## Directives
**A.** In the mailing-list exchange on specification and implementation, what share of the software security problem would be solved if perfection at the implementation level were assumed?
**B.** In the mailing-list exchange on specification and implementation, list the technologies that the reply to Steven M. Christey names as offering a way to specify file or resource access.

## Excerpt provided
--
Steven M. Christey wrote:
> On Mon, 11 Jun 2007, Crispin Cowan wrote:
>   
>> Kind of. I'm saying that "specification" and "implementation" are
>> relative to each other: at one level, a spec can say "put an iterative
>> loop here" and implementation of a bunch of x86 instructions.
>>     
> I agree with this notion.  They can overlap at what I call "design
> limitations": strcpy() being overflowable (and C itself being
> overflowable) is a design limitation that enables programmers to make
> implementation errors.  I suspect I'm just rephrasing a tautology, but
> I've theorized that all implementation errors require at least one design
> limitation.  No high-level language that I know of has a built-in
> mechanism for implicitly containing files to a limited directory (barring
> chroot-style jails), which is a design limitation that enables a wide
> variety of directory traversal attacks.
>   
I thought that the Java 2 security container stuff let you specify file
accesses? Similarly, I thought that Microsoft .Net managed code could
have an access specification?

AppArmor provides exactly that kind of access specification, but it is
an OS feature rather than a high level language, unless you want to view
AA policies as high level specifications.

>>> If we assumed perfection at the implementation level (through better
>>> languages, say), then we would end up solving roughly 50% of the
>>> software security problem.
>>>       
>> The 50% being rather squishy, but yes this is true. Its only vaguely
>> what I was talking about, really, but it is true.
>>     
> For whatever it's worth, I think I agree with this, with the caveat that I
> don't think we collectively have a solid understanding of design issues,
> so the 50% guess is quite "squishy."  For example, the terminology for
> implementation issues is much more mature than terminology for design
> issues.
--
## Data excerpts
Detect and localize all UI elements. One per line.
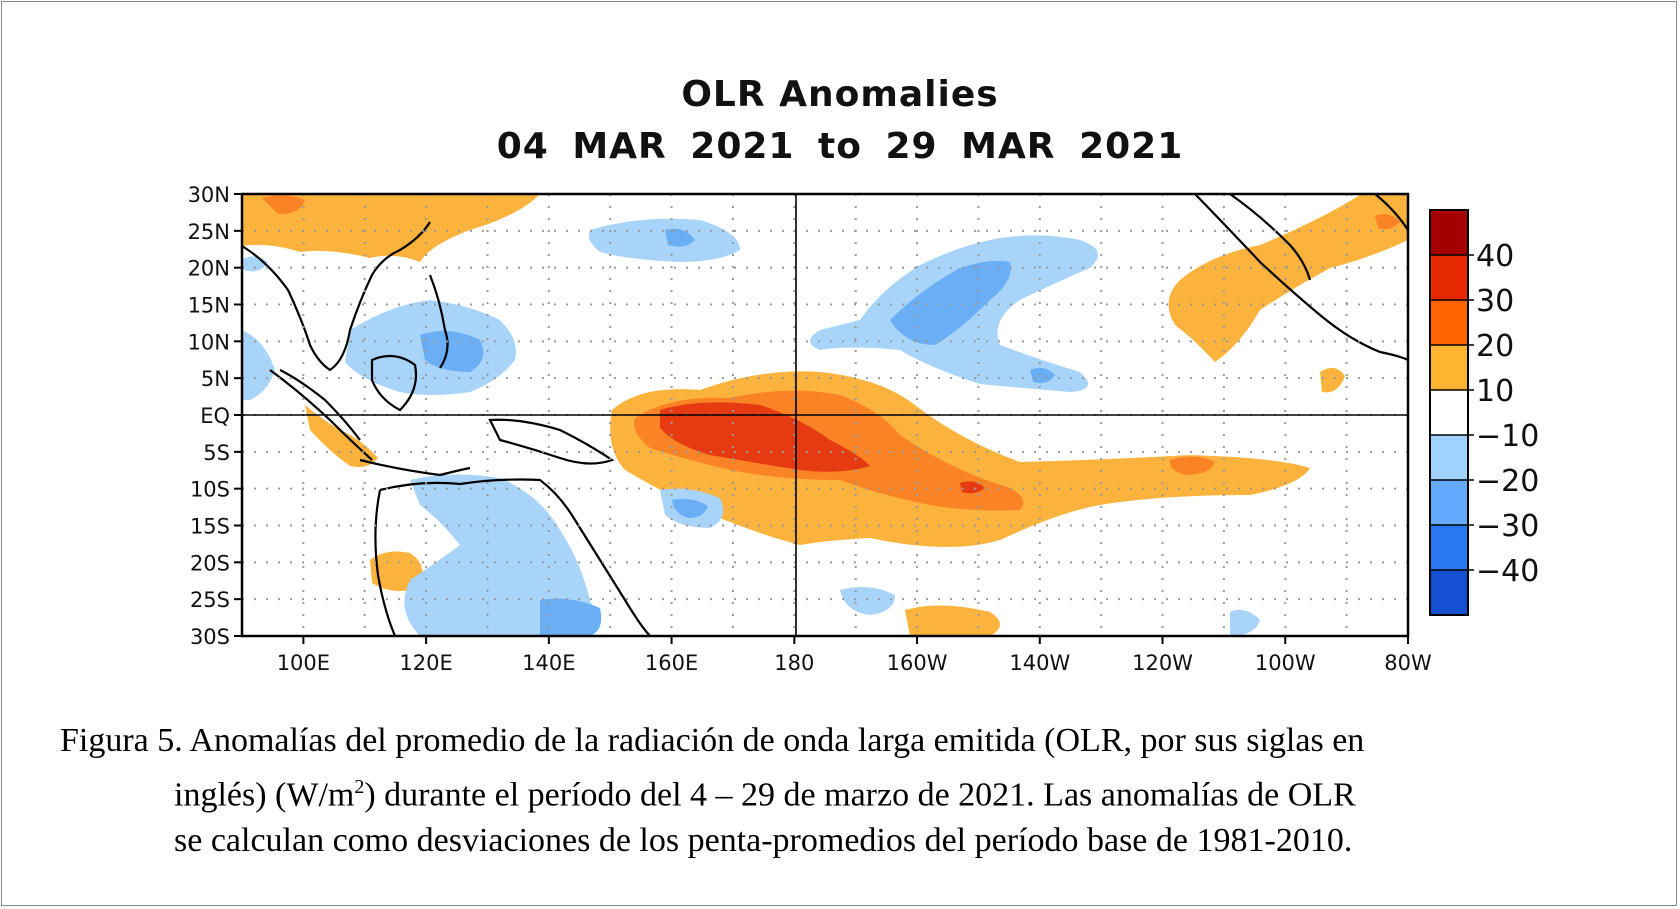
coast-sumatra (269, 369, 373, 461)
coast-asia (242, 221, 431, 372)
lat-label: 20N (188, 257, 230, 281)
caption-line-1: Figura 5. Anomalías del promedio de la r… (60, 722, 1365, 759)
lon-label: 120E (399, 651, 452, 675)
colorbar-swatch (1430, 210, 1468, 255)
lat-label: 10S (190, 478, 230, 502)
lat-label: 10N (188, 330, 230, 354)
neg-region-se (1230, 609, 1260, 636)
lon-label: 160E (645, 651, 698, 675)
lon-label: 100W (1255, 651, 1316, 675)
figure-caption: Figura 5. Anomalías del promedio de la r… (60, 718, 1600, 864)
neg20-region-cn-small (1030, 367, 1055, 384)
pos20-region-east (1169, 456, 1215, 475)
colorbar-frame (1429, 209, 1469, 616)
neg20-region-coral (672, 498, 708, 518)
coast-java (359, 458, 471, 477)
colorbar-label: −40 (1476, 554, 1539, 589)
neg-region-south (840, 586, 895, 615)
map-subtitle: 04 MAR 2021 to 29 MAR 2021 (496, 126, 1184, 167)
pos20-region-ne (1375, 214, 1400, 230)
coast-mexico-gulf (1374, 194, 1408, 231)
lat-label: 15S (190, 515, 230, 539)
lat-label: 5S (203, 441, 230, 465)
lat-label: EQ (200, 404, 230, 428)
lat-label: 30S (190, 625, 230, 649)
colorbar-label: 40 (1476, 239, 1514, 274)
caption-line-3: se calculan como desviaciones de los pen… (174, 822, 1353, 860)
neg20-region-aus (540, 598, 602, 636)
pos-region-east-eq (1320, 367, 1345, 393)
colorbar-label: −20 (1476, 464, 1539, 499)
coast-philippines (428, 274, 449, 369)
neg20-region-central-n (890, 260, 1011, 345)
coast-australia (379, 478, 651, 636)
colorbar-swatch (1430, 300, 1468, 345)
lat-label: 15N (188, 294, 230, 318)
lon-label: 180 (774, 651, 814, 675)
lon-label: 80W (1384, 651, 1432, 675)
pos-region-south (905, 605, 1000, 636)
pos-region-ne (1168, 194, 1408, 362)
colorbar-label: 30 (1476, 284, 1514, 319)
colorbar-swatch (1430, 345, 1468, 390)
colorbar-swatch (1430, 480, 1468, 525)
lon-label: 160W (887, 651, 948, 675)
lat-label: 25N (188, 220, 230, 244)
pos-region-nw (242, 194, 540, 262)
neg-region-nw-pacific (588, 218, 740, 262)
lat-label: 5N (201, 367, 230, 391)
colorbar-swatch (1430, 525, 1468, 570)
caption-line-2-a: inglés) (W/m (174, 776, 355, 814)
colorbar-label: 20 (1476, 329, 1514, 364)
coastlines (242, 194, 1408, 636)
colorbar-swatch (1430, 570, 1468, 615)
caption-line-2-b: ) durante el período del 4 – 29 de marzo… (364, 776, 1356, 814)
lat-label: 30N (188, 183, 230, 207)
colorbar-swatch (1430, 255, 1468, 300)
pos-region-indo (305, 405, 378, 467)
colorbar-label: −30 (1476, 509, 1539, 544)
coast-australia-west (374, 489, 397, 636)
neg-region-aus (404, 474, 594, 636)
colorbar: 40 30 20 10 −10 −20 −30 −40 (1429, 209, 1539, 616)
lat-axis: 30N 25N 20N 15N 10N 5N EQ 5S 10S 15S 20S 25S 30S (188, 183, 242, 649)
pos20-region-nw (262, 195, 305, 215)
colorbar-swatch (1430, 435, 1468, 480)
lat-label: 25S (190, 588, 230, 612)
lon-label: 140E (522, 651, 575, 675)
coast-borneo (370, 354, 418, 412)
lon-label: 120W (1132, 651, 1193, 675)
lat-label: 20S (190, 551, 230, 575)
coast-americas (1194, 194, 1408, 361)
pos30-region-central (660, 402, 870, 472)
colorbar-label: −10 (1476, 419, 1539, 454)
lon-label: 140W (1009, 651, 1070, 675)
caption-line-2: inglés) (W/m2) durante el período del 4 … (60, 764, 1600, 818)
neg-region-indian (242, 330, 275, 400)
colorbar-label: 10 (1476, 374, 1514, 409)
lon-label: 100E (277, 651, 330, 675)
coast-baja (1229, 194, 1312, 281)
colorbar-swatch (1430, 390, 1468, 435)
coast-indochina (279, 369, 361, 441)
coast-newguinea (488, 418, 615, 465)
lon-axis: 100E 120E 140E 160E 180 160W 140W 120W 100W 80W (277, 636, 1432, 675)
pos-region-sw (370, 551, 423, 592)
grid-lines (242, 194, 1408, 636)
pos30-region-small (960, 481, 985, 494)
map-title: OLR Anomalies (681, 74, 999, 115)
caption-superscript: 2 (354, 776, 365, 798)
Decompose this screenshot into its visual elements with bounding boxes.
--
## Exercise responses
**A.** Roughly 50%.

**B.**
- The Java 2 security container
- Microsoft .Net managed code
- AppArmor